[Data extracted from a collection]
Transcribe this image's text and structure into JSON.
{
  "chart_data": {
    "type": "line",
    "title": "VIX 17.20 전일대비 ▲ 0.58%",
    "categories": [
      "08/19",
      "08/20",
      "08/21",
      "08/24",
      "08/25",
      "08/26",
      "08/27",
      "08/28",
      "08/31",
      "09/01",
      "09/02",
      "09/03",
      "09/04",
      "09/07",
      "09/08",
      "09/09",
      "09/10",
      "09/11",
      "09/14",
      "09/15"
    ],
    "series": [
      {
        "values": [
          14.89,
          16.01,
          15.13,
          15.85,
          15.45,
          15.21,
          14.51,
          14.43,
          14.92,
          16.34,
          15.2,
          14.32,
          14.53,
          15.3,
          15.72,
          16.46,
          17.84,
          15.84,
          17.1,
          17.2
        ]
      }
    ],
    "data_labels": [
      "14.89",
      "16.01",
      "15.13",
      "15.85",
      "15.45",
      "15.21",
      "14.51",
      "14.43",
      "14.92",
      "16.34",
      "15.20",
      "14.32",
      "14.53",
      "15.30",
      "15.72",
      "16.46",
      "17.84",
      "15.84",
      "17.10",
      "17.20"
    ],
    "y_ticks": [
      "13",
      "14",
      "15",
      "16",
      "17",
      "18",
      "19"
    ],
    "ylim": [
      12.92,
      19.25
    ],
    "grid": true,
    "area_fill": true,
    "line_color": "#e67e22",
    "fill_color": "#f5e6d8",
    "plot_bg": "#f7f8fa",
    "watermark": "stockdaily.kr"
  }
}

• [What is needed] Print all of the entries exactly as they appear.

• [Reply]
Transcribe this image's text and structure into JSON.
{
  "chart_data": {
    "type": "line",
    "title": "VIX 17.20 전일대비 ▲ 0.58%",
    "categories": [
      "08/19",
      "08/20",
      "08/21",
      "08/24",
      "08/25",
      "08/26",
      "08/27",
      "08/28",
      "08/31",
      "09/01",
      "09/02",
      "09/03",
      "09/04",
      "09/07",
      "09/08",
      "09/09",
      "09/10",
      "09/11",
      "09/14",
      "09/15"
    ],
    "series": [
      {
        "values": [
          14.89,
          16.01,
          15.13,
          15.85,
          15.45,
          15.21,
          14.51,
          14.43,
          14.92,
          16.34,
          15.2,
          14.32,
          14.53,
          15.3,
          15.72,
          16.46,
          17.84,
          15.84,
          17.1,
          17.2
        ]
      }
    ],
    "data_labels": [
      "14.89",
      "16.01",
      "15.13",
      "15.85",
      "15.45",
      "15.21",
      "14.51",
      "14.43",
      "14.92",
      "16.34",
      "15.20",
      "14.32",
      "14.53",
      "15.30",
      "15.72",
      "16.46",
      "17.84",
      "15.84",
      "17.10",
      "17.20"
    ],
    "y_ticks": [
      "13",
      "14",
      "15",
      "16",
      "17",
      "18",
      "19"
    ],
    "ylim": [
      12.92,
      19.25
    ],
    "grid": true,
    "area_fill": true,
    "line_color": "#e67e22",
    "fill_color": "#f5e6d8",
    "plot_bg": "#f7f8fa",
    "watermark": "stockdaily.kr"
  }
}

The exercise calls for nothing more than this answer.